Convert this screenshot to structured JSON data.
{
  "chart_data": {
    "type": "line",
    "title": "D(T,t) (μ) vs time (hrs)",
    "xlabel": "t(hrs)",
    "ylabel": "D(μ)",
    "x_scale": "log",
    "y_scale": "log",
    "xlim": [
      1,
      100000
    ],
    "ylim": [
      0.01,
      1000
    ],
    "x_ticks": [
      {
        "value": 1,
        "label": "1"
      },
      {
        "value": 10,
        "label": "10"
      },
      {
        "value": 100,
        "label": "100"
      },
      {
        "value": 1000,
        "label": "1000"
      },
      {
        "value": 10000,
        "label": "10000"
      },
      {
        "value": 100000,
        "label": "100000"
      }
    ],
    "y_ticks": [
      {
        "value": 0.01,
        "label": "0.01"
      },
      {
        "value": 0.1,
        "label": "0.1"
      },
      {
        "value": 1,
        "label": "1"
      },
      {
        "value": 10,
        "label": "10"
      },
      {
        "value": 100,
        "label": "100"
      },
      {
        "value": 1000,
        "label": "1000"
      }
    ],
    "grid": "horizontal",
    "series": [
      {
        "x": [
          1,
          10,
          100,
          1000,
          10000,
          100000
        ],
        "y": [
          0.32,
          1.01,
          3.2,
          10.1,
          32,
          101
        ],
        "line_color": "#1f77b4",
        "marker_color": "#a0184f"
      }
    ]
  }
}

------------------------

__WHAT IS REQUIRED__: Give back the whole listing exactly as it reads.

__THE OUTPUT__:
Convert this screenshot to structured JSON data.
{
  "chart_data": {
    "type": "line",
    "title": "D(T,t) (μ) vs time (hrs)",
    "xlabel": "t(hrs)",
    "ylabel": "D(μ)",
    "x_scale": "log",
    "y_scale": "log",
    "xlim": [
      1,
      100000
    ],
    "ylim": [
      0.01,
      1000
    ],
    "x_ticks": [
      {
        "value": 1,
        "label": "1"
      },
      {
        "value": 10,
        "label": "10"
      },
      {
        "value": 100,
        "label": "100"
      },
      {
        "value": 1000,
        "label": "1000"
      },
      {
        "value": 10000,
        "label": "10000"
      },
      {
        "value": 100000,
        "label": "100000"
      }
    ],
    "y_ticks": [
      {
        "value": 0.01,
        "label": "0.01"
      },
      {
        "value": 0.1,
        "label": "0.1"
      },
      {
        "value": 1,
        "label": "1"
      },
      {
        "value": 10,
        "label": "10"
      },
      {
        "value": 100,
        "label": "100"
      },
      {
        "value": 1000,
        "label": "1000"
      }
    ],
    "grid": "horizontal",
    "series": [
      {
        "x": [
          1,
          10,
          100,
          1000,
          10000,
          100000
        ],
        "y": [
          0.32,
          1.01,
          3.2,
          10.1,
          32,
          101
        ],
        "line_color": "#1f77b4",
        "marker_color": "#a0184f"
      }
    ]
  }
}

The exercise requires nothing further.